Short exercise =>
Take every line from the listing below that includes "value" and copy it.

Dataset entries =>
----

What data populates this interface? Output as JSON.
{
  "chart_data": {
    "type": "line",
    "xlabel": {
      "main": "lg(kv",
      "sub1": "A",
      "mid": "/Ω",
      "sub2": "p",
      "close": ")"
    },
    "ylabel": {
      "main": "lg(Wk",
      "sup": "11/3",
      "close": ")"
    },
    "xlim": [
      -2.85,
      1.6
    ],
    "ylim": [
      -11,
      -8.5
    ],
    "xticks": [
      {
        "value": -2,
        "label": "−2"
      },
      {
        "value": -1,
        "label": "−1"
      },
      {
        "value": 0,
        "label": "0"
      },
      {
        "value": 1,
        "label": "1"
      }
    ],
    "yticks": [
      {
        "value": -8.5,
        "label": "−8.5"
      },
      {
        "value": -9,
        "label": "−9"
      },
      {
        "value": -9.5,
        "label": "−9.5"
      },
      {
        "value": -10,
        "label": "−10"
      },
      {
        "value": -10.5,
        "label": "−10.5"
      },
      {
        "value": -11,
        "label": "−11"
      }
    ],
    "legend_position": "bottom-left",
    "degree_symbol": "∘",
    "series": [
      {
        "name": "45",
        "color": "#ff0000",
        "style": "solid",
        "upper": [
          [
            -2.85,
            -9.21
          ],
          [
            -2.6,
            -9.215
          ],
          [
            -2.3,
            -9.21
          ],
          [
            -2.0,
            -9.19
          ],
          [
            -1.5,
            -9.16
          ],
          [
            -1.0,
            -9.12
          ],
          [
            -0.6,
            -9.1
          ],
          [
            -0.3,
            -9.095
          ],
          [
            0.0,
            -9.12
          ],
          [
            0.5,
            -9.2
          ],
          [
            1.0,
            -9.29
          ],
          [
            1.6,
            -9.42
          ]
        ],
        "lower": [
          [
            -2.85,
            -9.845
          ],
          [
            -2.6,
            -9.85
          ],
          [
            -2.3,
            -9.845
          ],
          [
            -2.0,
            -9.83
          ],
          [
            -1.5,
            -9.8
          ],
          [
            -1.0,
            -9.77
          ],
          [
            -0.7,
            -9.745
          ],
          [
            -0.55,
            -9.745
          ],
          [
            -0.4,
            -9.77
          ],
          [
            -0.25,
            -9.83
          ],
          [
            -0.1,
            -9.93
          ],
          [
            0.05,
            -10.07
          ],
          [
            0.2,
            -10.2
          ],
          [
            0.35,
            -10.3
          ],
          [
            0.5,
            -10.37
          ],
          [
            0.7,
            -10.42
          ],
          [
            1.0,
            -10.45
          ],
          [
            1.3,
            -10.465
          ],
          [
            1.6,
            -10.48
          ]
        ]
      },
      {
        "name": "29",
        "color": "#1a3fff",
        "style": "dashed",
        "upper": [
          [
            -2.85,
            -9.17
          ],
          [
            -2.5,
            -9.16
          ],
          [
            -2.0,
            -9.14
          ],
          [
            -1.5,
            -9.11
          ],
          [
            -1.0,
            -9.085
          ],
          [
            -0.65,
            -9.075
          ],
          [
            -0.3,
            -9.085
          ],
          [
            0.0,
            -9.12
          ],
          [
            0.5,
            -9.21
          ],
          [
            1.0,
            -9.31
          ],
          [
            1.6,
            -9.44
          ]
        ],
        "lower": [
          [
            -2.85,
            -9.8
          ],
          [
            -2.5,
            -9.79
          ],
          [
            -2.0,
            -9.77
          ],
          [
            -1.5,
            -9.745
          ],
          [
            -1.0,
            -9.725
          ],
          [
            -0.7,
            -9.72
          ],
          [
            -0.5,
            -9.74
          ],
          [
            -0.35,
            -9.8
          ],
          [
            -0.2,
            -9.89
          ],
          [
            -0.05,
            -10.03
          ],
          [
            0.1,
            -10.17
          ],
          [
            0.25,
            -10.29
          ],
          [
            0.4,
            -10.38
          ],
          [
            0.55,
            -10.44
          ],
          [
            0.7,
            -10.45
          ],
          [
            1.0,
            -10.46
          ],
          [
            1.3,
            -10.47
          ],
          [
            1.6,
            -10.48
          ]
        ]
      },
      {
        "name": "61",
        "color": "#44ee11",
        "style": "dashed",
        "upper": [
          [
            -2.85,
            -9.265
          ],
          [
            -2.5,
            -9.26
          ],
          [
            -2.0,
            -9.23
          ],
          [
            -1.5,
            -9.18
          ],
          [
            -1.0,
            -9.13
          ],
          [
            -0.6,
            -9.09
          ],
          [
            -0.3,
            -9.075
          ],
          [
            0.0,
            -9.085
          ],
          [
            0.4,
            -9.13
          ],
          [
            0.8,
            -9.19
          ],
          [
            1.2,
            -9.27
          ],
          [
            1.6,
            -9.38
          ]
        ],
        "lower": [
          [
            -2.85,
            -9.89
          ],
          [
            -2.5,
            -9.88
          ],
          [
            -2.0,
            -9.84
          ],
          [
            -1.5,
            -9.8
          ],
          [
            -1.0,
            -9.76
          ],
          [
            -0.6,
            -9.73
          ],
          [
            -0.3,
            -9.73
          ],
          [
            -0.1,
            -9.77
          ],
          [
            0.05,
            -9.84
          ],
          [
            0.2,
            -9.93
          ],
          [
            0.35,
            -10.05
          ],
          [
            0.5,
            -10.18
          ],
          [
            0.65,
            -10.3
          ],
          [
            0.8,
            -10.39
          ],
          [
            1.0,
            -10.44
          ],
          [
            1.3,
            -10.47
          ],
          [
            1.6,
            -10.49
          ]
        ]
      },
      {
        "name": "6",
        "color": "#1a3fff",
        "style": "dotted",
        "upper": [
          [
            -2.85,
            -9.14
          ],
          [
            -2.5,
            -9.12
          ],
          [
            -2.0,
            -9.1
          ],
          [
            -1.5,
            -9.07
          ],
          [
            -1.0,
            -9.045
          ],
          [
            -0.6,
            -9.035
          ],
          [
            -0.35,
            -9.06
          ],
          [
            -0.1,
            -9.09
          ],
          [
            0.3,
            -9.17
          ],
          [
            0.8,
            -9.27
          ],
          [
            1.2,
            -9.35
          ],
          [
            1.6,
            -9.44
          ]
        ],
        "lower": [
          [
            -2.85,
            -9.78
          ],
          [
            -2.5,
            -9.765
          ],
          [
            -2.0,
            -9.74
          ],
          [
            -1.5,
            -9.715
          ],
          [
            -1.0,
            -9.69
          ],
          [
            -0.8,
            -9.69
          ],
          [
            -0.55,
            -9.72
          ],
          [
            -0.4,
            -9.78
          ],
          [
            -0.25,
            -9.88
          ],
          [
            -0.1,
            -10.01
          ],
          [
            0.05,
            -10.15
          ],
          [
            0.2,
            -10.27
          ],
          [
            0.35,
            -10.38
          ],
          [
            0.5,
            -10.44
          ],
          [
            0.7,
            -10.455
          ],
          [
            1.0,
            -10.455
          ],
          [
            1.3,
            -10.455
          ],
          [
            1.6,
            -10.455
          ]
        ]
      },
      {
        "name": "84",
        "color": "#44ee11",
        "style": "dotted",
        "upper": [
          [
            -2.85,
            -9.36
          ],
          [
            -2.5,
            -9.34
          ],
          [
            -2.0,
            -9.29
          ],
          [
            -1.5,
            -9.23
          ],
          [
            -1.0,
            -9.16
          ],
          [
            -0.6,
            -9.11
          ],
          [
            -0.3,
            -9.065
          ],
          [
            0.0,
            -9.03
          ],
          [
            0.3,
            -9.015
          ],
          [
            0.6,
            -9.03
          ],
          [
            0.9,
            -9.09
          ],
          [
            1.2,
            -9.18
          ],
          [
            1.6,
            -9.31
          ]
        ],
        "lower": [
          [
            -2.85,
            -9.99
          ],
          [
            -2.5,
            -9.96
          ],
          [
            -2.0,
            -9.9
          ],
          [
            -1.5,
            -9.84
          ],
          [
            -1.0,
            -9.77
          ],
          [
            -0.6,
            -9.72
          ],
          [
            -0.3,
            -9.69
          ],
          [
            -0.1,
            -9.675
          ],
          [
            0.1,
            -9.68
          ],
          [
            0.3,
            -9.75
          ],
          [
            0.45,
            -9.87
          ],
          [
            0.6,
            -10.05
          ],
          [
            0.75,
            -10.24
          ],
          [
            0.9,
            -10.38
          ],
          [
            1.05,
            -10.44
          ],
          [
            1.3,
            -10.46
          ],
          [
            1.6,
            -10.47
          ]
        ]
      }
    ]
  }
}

----

Solution to the exercise =>
        "value": -2,
        "value": -1,
        "value": 0,
        "value": 1,
        "value": -8.5,
        "value": -9,
        "value": -9.5,
        "value": -10,
        "value": -10.5,
        "value": -11,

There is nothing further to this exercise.